(Exercise set)
A. List the stages of the Software Development Life Cycle that the job posting for a Machine Learning Engineer names.
B. Reproduce word for word the stretch of the job posting from "Preferred Qualifications" through "or Adreno GPU.".

(Document section)
-=-=-=-=-

We are seeking a passionate and hands-on Machine Learning Engineer to join our AI Software team in China. You will support Model Onboarding requests for Qualcomm’s China customers, helping take customer and third-party models from initial request to production-ready deployment on Qualcomm Snapdragon platforms. Workloads span the full model spectrum – from large language models (LLMs) and generative AI models to latency-critical vision, audio, and multimodal networks.
The role is grounded in Qualcomm’s AI technology stack: Snapdragon SoCs, the Hexagon NPU (HTP), Adreno GPU, and Qualcomm’s AI software and SDKs including QAIRT (Qualcomm AI Runtime SDK). You will use these tools to analyze, quantize, convert, and deploy models, and to debug and fine-tune their accuracy and performance on simulation and on real hardware.
Roles & Responsibilities
• Support Model Onboarding requests from Qualcomm customers in China, helping drive each request from intake through production deployment across LLMs, generative AI, vision, audio, and multimodal models.
• Analyze and adapt customer models: review architectures (CNNs, transformers, LLMs, diffusion, and multimodal networks), identify unsupported operators or structures, and adapt models for efficient execution on Qualcomm hardware.
• Quantize, convert, and compile models from common frameworks (PyTorch, TensorFlow, ONNX) into Qualcomm runtime formats using QAIRT and related Qualcomm AI tools, applying PTQ/QAT and LLM/GenAI techniques (weight-only, activation, and KV-cache quantization, mixed-precision; Lora, Batch, etc) to meet targets.
• Validate model inference via simulation (x86 reference) and on device, checking numerical correctness and functional behavior on the Hexagon NPU (HTP).
• Debug and fine-tune accuracy and performance: analyze quantization error and layer-wise mismatches, profile latency, memory, and power (including LLM token rates and KV-cache footprint), and apply hardware-aware tuning to meet customer KPIs.
• Collaborate with Qualcomm model, tool, framework, and SDK teams to align onboarding solutions with SoC and HTP capabilities, and to escalate gaps in operator or feature support.
• Participate in the Software Development Life Cycle: requirement analysis, design reviews, development, testing, integration, debugging, and performance tuning.
Required Qualifications
• 3+ years of hands-on experience in machine learning model deployment, optimization, or embedded AI development on IoT, mobile, or real-time embedded platforms.
• Strong proficiency in Python and C/C++, including performance-critical, system-level programming and ML tooling workflows.
• Solid understanding of deep learning model architectures – CNNs, transformers, LLMs, diffusion, and multimodal models – and common frameworks such as PyTorch, TensorFlow, and ONNX.
• Knowledge of model optimization techniques – quantization (PTQ/QAT), pruning, graph optimization, and hardware-aware model design – with strong analytical and debugging skills for accuracy and performance issues on real hardware.
Preferred Qualifications
• Hands-on experience with Qualcomm AI SDKs – QAIRT (Qualcomm AI Runtime SDK) or Hexagon SDK – and with deploying models on Snapdragon using the Hexagon NPU (HTP) or Adreno GPU.
• Experience optimizing or deploying LLMs and generative AI models (e.g. LLaMA, Qwen, Mistral, Stable Diffusion, or similar VLM/LMM families), including weight-only and KV-cache quantization for on-device inference.
• Familiarity with on-device and GenAI inference runtimes such as Llama.cpp and LiteRT, and with tensor layouts, transformations, and tensor-processing mathematics.

-=-=-=-=-

(Excerpted records)

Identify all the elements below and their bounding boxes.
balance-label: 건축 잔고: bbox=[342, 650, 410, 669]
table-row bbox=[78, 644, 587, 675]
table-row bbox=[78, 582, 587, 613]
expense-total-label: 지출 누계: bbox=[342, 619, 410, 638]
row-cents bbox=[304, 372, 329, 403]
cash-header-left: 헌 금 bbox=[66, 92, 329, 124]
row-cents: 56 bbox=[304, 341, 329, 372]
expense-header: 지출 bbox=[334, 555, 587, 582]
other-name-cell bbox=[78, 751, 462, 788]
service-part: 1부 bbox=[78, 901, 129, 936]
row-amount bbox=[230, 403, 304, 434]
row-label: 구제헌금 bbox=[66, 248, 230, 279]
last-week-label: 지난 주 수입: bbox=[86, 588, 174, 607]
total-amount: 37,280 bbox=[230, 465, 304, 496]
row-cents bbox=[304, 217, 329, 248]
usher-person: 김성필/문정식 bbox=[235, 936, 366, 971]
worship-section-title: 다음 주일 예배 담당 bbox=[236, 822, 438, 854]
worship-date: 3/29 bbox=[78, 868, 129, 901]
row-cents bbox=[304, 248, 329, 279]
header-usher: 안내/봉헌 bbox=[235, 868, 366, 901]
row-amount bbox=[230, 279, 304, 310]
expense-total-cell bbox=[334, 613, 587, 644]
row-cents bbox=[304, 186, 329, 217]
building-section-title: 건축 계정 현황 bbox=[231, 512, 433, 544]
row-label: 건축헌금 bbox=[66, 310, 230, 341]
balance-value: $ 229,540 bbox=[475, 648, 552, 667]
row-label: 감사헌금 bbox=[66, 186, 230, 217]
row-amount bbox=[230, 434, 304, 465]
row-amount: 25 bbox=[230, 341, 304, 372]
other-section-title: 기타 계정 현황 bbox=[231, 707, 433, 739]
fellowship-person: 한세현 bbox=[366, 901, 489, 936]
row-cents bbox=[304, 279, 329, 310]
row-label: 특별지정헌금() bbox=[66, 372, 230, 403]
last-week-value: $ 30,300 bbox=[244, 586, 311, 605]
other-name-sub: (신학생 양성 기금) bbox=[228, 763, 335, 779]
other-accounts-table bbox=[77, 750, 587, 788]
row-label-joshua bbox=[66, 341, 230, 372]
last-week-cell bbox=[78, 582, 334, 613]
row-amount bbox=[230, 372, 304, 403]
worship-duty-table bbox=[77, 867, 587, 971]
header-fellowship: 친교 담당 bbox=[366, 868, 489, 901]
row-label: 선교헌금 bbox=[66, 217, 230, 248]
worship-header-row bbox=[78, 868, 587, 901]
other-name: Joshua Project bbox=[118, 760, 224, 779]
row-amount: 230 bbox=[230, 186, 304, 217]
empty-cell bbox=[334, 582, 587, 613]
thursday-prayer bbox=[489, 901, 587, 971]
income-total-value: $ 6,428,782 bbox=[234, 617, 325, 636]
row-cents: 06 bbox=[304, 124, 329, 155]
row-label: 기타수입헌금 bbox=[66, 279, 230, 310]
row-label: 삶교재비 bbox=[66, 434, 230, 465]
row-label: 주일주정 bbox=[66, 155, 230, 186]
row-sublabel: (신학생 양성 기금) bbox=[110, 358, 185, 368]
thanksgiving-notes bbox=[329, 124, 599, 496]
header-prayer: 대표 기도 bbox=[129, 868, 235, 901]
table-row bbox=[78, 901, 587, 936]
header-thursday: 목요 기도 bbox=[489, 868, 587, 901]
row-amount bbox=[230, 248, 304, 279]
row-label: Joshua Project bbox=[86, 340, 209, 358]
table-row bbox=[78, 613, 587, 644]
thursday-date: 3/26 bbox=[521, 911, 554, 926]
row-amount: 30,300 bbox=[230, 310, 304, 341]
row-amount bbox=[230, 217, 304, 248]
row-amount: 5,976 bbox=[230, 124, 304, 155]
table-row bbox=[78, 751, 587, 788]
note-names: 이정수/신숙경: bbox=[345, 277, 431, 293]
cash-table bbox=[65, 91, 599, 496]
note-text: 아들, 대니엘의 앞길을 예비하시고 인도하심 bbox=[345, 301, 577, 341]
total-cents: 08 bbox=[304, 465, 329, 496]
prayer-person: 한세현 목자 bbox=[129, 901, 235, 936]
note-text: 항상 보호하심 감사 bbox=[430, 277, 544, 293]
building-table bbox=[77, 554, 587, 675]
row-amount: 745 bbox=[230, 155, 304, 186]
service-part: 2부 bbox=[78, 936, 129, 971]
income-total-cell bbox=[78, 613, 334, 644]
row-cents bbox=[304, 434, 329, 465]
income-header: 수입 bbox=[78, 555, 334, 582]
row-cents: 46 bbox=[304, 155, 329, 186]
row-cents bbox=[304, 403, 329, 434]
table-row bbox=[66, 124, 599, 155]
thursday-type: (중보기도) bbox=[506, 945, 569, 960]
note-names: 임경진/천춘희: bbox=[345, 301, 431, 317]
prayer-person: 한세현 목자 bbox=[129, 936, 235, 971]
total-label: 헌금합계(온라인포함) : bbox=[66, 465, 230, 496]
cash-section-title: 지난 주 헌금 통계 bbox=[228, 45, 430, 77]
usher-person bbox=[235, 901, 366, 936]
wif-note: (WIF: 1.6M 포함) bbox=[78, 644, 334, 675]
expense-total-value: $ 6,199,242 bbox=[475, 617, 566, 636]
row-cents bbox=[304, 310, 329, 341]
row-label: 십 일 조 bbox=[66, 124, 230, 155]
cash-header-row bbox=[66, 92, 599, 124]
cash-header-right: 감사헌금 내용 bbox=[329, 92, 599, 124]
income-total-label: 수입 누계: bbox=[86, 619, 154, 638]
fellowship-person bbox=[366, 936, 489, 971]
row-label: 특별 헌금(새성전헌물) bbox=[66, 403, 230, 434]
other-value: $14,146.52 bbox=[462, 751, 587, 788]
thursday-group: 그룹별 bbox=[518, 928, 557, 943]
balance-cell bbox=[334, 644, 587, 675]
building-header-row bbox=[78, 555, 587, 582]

-=-=-=-=-

(Responses to the exercise)
A. requirement analysis, design reviews, development, testing, integration, debugging, performance tuning

B.
Preferred Qualifications
• Hands-on experience with Qualcomm AI SDKs – QAIRT (Qualcomm AI Runtime SDK) or Hexagon SDK – and with deploying models on Snapdragon using the Hexagon NPU (HTP) or Adreno GPU.